§ Work to be completed: Return each line of the listing below, unchanged, and omit the images.
--- begin Material provided ---
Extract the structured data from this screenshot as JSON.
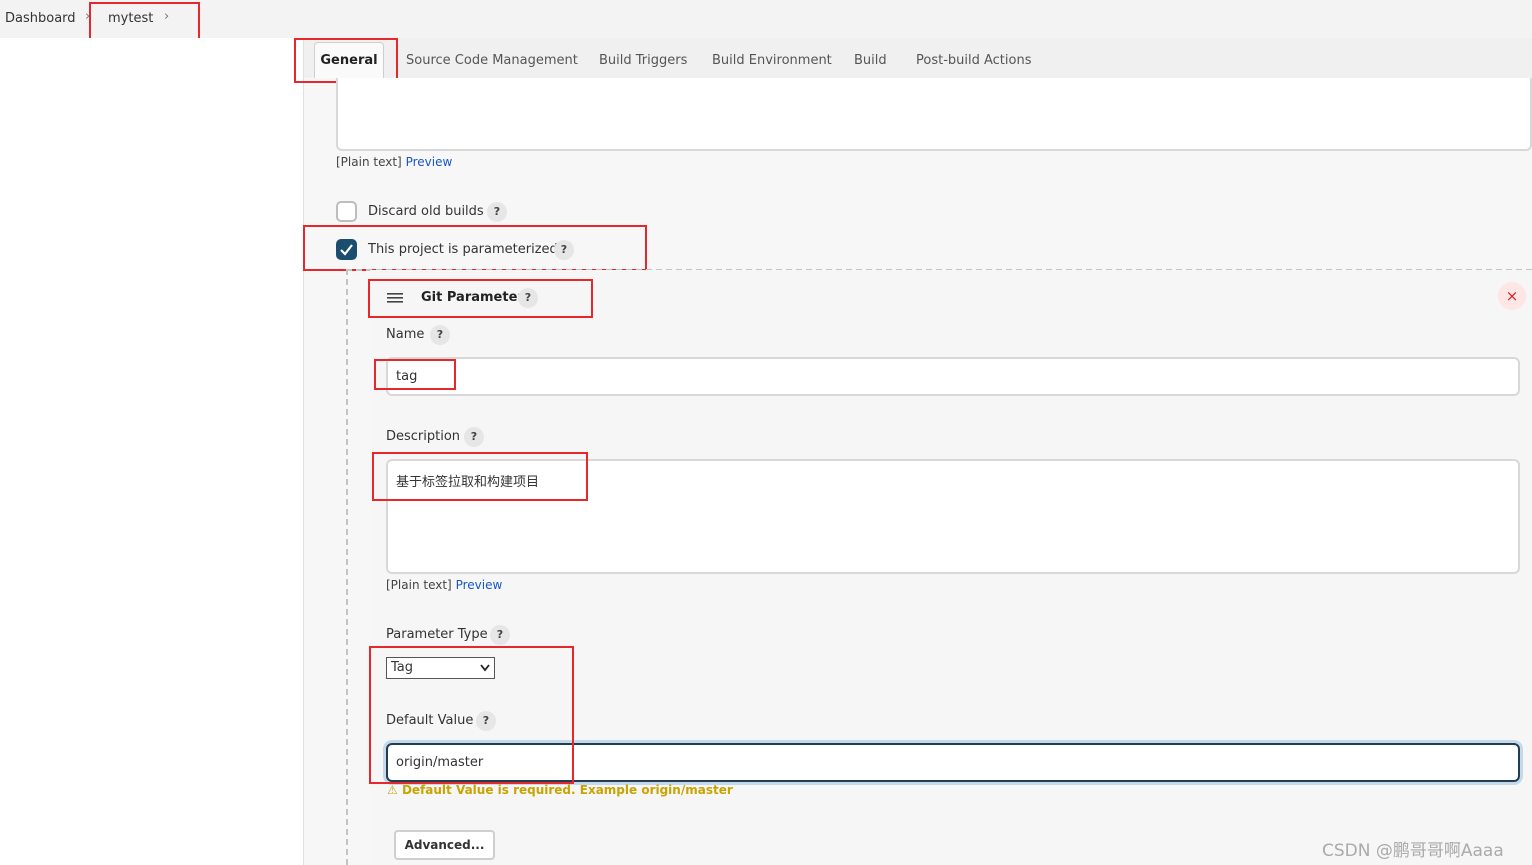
{
  "breadcrumb": {
    "items": [
      "Dashboard",
      "mytest"
    ]
  },
  "tabs": [
    "General",
    "Source Code Management",
    "Build Triggers",
    "Build Environment",
    "Build",
    "Post-build Actions"
  ],
  "top_description": {
    "format_text": "[Plain text]",
    "preview_label": "Preview"
  },
  "options": {
    "discard_old_builds": "Discard old builds",
    "parameterized": "This project is parameterized"
  },
  "param": {
    "title": "Git Parameter",
    "name_label": "Name",
    "name_value": "tag",
    "description_label": "Description",
    "description_value": "基于标签拉取和构建项目",
    "description_format": "[Plain text]",
    "description_preview": "Preview",
    "type_label": "Parameter Type",
    "type_value": "Tag",
    "default_label": "Default Value",
    "default_value": "origin/master",
    "warning": "Default Value is required. Example origin/master",
    "advanced_button": "Advanced..."
  },
  "help_glyph": "?",
  "close_glyph": "×",
  "warning_glyph": "⚠",
  "watermark": "CSDN @鹏哥哥啊Aaaa",
  "colors": {
    "accent": "#1757c4",
    "checkbox_checked": "#1a4d6e",
    "annotation_red": "#e4282b",
    "warning": "#c9a400"
  }
}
--- end Material provided ---
§ Worked solution:
Extract the structured data from this screenshot as JSON.
{
  "breadcrumb": {
    "items": [
      "Dashboard",
      "mytest"
    ]
  },
  "tabs": [
    "General",
    "Source Code Management",
    "Build Triggers",
    "Build Environment",
    "Build",
    "Post-build Actions"
  ],
  "top_description": {
    "format_text": "[Plain text]",
    "preview_label": "Preview"
  },
  "options": {
    "discard_old_builds": "Discard old builds",
    "parameterized": "This project is parameterized"
  },
  "param": {
    "title": "Git Parameter",
    "name_label": "Name",
    "name_value": "tag",
    "description_label": "Description",
    "description_value": "基于标签拉取和构建项目",
    "description_format": "[Plain text]",
    "description_preview": "Preview",
    "type_label": "Parameter Type",
    "type_value": "Tag",
    "default_label": "Default Value",
    "default_value": "origin/master",
    "warning": "Default Value is required. Example origin/master",
    "advanced_button": "Advanced..."
  },
  "help_glyph": "?",
  "close_glyph": "×",
  "warning_glyph": "⚠",
  "watermark": "CSDN @鹏哥哥啊Aaaa",
  "colors": {
    "accent": "#1757c4",
    "checkbox_checked": "#1a4d6e",
    "annotation_red": "#e4282b",
    "warning": "#c9a400"
  }
}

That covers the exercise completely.